START Dataset entries

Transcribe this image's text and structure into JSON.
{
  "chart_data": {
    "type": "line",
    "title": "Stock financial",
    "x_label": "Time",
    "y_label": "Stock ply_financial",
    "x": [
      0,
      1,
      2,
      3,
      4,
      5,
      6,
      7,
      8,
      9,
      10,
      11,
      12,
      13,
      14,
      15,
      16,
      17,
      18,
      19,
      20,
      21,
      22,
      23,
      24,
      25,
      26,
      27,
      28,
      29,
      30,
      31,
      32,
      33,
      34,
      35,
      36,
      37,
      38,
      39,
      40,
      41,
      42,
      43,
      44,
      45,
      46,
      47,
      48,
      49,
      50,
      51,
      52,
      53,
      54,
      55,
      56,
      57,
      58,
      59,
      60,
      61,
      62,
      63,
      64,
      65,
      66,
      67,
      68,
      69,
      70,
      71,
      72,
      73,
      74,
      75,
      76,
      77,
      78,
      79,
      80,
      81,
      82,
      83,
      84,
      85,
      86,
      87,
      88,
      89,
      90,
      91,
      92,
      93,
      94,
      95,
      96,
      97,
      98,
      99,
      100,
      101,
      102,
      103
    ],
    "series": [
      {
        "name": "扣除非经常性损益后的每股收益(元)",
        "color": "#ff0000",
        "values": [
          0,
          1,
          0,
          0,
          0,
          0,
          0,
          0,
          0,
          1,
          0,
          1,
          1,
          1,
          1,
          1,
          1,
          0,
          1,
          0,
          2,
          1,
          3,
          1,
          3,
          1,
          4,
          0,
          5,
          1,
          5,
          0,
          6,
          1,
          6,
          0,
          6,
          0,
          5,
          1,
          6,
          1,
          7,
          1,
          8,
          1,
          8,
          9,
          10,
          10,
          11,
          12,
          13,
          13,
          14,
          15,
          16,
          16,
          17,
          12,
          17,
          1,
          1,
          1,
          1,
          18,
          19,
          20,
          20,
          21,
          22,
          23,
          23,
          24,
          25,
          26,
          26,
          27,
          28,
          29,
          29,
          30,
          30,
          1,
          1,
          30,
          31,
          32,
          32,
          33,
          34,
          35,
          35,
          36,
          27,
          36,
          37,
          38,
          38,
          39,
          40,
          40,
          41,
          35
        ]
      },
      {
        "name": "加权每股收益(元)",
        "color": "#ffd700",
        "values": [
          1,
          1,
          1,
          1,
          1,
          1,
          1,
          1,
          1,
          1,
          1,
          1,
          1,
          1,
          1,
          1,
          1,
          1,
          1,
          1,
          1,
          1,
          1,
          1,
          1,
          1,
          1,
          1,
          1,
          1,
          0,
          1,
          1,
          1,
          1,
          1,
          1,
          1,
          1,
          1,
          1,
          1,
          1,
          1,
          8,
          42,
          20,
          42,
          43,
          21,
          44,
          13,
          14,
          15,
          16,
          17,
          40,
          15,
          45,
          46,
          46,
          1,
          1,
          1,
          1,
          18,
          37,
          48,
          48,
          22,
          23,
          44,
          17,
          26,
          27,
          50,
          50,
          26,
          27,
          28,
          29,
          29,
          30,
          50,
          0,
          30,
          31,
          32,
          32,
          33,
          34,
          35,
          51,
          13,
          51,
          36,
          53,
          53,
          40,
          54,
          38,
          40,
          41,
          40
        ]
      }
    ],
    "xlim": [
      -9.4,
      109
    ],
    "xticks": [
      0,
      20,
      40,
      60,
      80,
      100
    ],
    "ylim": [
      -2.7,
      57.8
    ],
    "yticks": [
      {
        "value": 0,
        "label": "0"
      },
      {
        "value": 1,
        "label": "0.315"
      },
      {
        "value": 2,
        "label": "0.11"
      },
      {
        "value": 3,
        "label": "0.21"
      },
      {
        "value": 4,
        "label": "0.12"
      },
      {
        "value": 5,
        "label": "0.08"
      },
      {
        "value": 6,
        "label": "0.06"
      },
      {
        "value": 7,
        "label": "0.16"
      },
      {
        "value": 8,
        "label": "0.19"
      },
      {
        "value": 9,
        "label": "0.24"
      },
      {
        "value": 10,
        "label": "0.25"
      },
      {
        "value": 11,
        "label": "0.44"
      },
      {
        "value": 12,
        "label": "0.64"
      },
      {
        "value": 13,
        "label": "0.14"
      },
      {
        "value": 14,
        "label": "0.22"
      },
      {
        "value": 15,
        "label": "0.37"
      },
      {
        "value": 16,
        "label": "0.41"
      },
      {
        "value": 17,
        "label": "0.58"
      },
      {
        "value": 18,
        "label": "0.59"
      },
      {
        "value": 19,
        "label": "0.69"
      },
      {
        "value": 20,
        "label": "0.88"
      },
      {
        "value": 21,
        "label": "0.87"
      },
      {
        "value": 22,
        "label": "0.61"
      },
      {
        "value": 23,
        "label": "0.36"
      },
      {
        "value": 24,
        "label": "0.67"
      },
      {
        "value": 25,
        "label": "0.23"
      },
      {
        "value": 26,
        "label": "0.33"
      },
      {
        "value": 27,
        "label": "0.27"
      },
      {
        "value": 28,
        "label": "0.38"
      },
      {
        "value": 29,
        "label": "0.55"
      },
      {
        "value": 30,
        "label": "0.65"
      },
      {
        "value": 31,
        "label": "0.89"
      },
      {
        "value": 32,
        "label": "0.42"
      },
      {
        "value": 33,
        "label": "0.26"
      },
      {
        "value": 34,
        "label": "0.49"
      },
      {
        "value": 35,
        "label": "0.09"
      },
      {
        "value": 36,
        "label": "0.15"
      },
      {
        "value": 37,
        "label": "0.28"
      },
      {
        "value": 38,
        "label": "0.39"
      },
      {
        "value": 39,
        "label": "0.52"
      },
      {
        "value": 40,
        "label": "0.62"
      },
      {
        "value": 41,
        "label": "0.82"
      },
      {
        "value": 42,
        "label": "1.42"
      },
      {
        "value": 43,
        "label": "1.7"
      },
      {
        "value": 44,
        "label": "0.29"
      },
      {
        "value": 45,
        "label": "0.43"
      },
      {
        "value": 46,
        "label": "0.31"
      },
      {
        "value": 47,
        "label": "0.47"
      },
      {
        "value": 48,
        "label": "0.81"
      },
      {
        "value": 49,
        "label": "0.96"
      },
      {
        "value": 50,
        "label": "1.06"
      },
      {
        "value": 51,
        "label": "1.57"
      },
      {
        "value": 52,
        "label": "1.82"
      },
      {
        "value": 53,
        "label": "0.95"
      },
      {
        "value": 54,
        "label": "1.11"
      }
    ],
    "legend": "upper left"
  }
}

END Dataset entries

## Your instructions
Using the entries above, please restate each one word for word.

## Result of this exercise
Transcribe this image's text and structure into JSON.
{
  "chart_data": {
    "type": "line",
    "title": "Stock financial",
    "x_label": "Time",
    "y_label": "Stock ply_financial",
    "x": [
      0,
      1,
      2,
      3,
      4,
      5,
      6,
      7,
      8,
      9,
      10,
      11,
      12,
      13,
      14,
      15,
      16,
      17,
      18,
      19,
      20,
      21,
      22,
      23,
      24,
      25,
      26,
      27,
      28,
      29,
      30,
      31,
      32,
      33,
      34,
      35,
      36,
      37,
      38,
      39,
      40,
      41,
      42,
      43,
      44,
      45,
      46,
      47,
      48,
      49,
      50,
      51,
      52,
      53,
      54,
      55,
      56,
      57,
      58,
      59,
      60,
      61,
      62,
      63,
      64,
      65,
      66,
      67,
      68,
      69,
      70,
      71,
      72,
      73,
      74,
      75,
      76,
      77,
      78,
      79,
      80,
      81,
      82,
      83,
      84,
      85,
      86,
      87,
      88,
      89,
      90,
      91,
      92,
      93,
      94,
      95,
      96,
      97,
      98,
      99,
      100,
      101,
      102,
      103
    ],
    "series": [
      {
        "name": "扣除非经常性损益后的每股收益(元)",
        "color": "#ff0000",
        "values": [
          0,
          1,
          0,
          0,
          0,
          0,
          0,
          0,
          0,
          1,
          0,
          1,
          1,
          1,
          1,
          1,
          1,
          0,
          1,
          0,
          2,
          1,
          3,
          1,
          3,
          1,
          4,
          0,
          5,
          1,
          5,
          0,
          6,
          1,
          6,
          0,
          6,
          0,
          5,
          1,
          6,
          1,
          7,
          1,
          8,
          1,
          8,
          9,
          10,
          10,
          11,
          12,
          13,
          13,
          14,
          15,
          16,
          16,
          17,
          12,
          17,
          1,
          1,
          1,
          1,
          18,
          19,
          20,
          20,
          21,
          22,
          23,
          23,
          24,
          25,
          26,
          26,
          27,
          28,
          29,
          29,
          30,
          30,
          1,
          1,
          30,
          31,
          32,
          32,
          33,
          34,
          35,
          35,
          36,
          27,
          36,
          37,
          38,
          38,
          39,
          40,
          40,
          41,
          35
        ]
      },
      {
        "name": "加权每股收益(元)",
        "color": "#ffd700",
        "values": [
          1,
          1,
          1,
          1,
          1,
          1,
          1,
          1,
          1,
          1,
          1,
          1,
          1,
          1,
          1,
          1,
          1,
          1,
          1,
          1,
          1,
          1,
          1,
          1,
          1,
          1,
          1,
          1,
          1,
          1,
          0,
          1,
          1,
          1,
          1,
          1,
          1,
          1,
          1,
          1,
          1,
          1,
          1,
          1,
          8,
          42,
          20,
          42,
          43,
          21,
          44,
          13,
          14,
          15,
          16,
          17,
          40,
          15,
          45,
          46,
          46,
          1,
          1,
          1,
          1,
          18,
          37,
          48,
          48,
          22,
          23,
          44,
          17,
          26,
          27,
          50,
          50,
          26,
          27,
          28,
          29,
          29,
          30,
          50,
          0,
          30,
          31,
          32,
          32,
          33,
          34,
          35,
          51,
          13,
          51,
          36,
          53,
          53,
          40,
          54,
          38,
          40,
          41,
          40
        ]
      }
    ],
    "xlim": [
      -9.4,
      109
    ],
    "xticks": [
      0,
      20,
      40,
      60,
      80,
      100
    ],
    "ylim": [
      -2.7,
      57.8
    ],
    "yticks": [
      {
        "value": 0,
        "label": "0"
      },
      {
        "value": 1,
        "label": "0.315"
      },
      {
        "value": 2,
        "label": "0.11"
      },
      {
        "value": 3,
        "label": "0.21"
      },
      {
        "value": 4,
        "label": "0.12"
      },
      {
        "value": 5,
        "label": "0.08"
      },
      {
        "value": 6,
        "label": "0.06"
      },
      {
        "value": 7,
        "label": "0.16"
      },
      {
        "value": 8,
        "label": "0.19"
      },
      {
        "value": 9,
        "label": "0.24"
      },
      {
        "value": 10,
        "label": "0.25"
      },
      {
        "value": 11,
        "label": "0.44"
      },
      {
        "value": 12,
        "label": "0.64"
      },
      {
        "value": 13,
        "label": "0.14"
      },
      {
        "value": 14,
        "label": "0.22"
      },
      {
        "value": 15,
        "label": "0.37"
      },
      {
        "value": 16,
        "label": "0.41"
      },
      {
        "value": 17,
        "label": "0.58"
      },
      {
        "value": 18,
        "label": "0.59"
      },
      {
        "value": 19,
        "label": "0.69"
      },
      {
        "value": 20,
        "label": "0.88"
      },
      {
        "value": 21,
        "label": "0.87"
      },
      {
        "value": 22,
        "label": "0.61"
      },
      {
        "value": 23,
        "label": "0.36"
      },
      {
        "value": 24,
        "label": "0.67"
      },
      {
        "value": 25,
        "label": "0.23"
      },
      {
        "value": 26,
        "label": "0.33"
      },
      {
        "value": 27,
        "label": "0.27"
      },
      {
        "value": 28,
        "label": "0.38"
      },
      {
        "value": 29,
        "label": "0.55"
      },
      {
        "value": 30,
        "label": "0.65"
      },
      {
        "value": 31,
        "label": "0.89"
      },
      {
        "value": 32,
        "label": "0.42"
      },
      {
        "value": 33,
        "label": "0.26"
      },
      {
        "value": 34,
        "label": "0.49"
      },
      {
        "value": 35,
        "label": "0.09"
      },
      {
        "value": 36,
        "label": "0.15"
      },
      {
        "value": 37,
        "label": "0.28"
      },
      {
        "value": 38,
        "label": "0.39"
      },
      {
        "value": 39,
        "label": "0.52"
      },
      {
        "value": 40,
        "label": "0.62"
      },
      {
        "value": 41,
        "label": "0.82"
      },
      {
        "value": 42,
        "label": "1.42"
      },
      {
        "value": 43,
        "label": "1.7"
      },
      {
        "value": 44,
        "label": "0.29"
      },
      {
        "value": 45,
        "label": "0.43"
      },
      {
        "value": 46,
        "label": "0.31"
      },
      {
        "value": 47,
        "label": "0.47"
      },
      {
        "value": 48,
        "label": "0.81"
      },
      {
        "value": 49,
        "label": "0.96"
      },
      {
        "value": 50,
        "label": "1.06"
      },
      {
        "value": 51,
        "label": "1.57"
      },
      {
        "value": 52,
        "label": "1.82"
      },
      {
        "value": 53,
        "label": "0.95"
      },
      {
        "value": 54,
        "label": "1.11"
      }
    ],
    "legend": "upper left"
  }
}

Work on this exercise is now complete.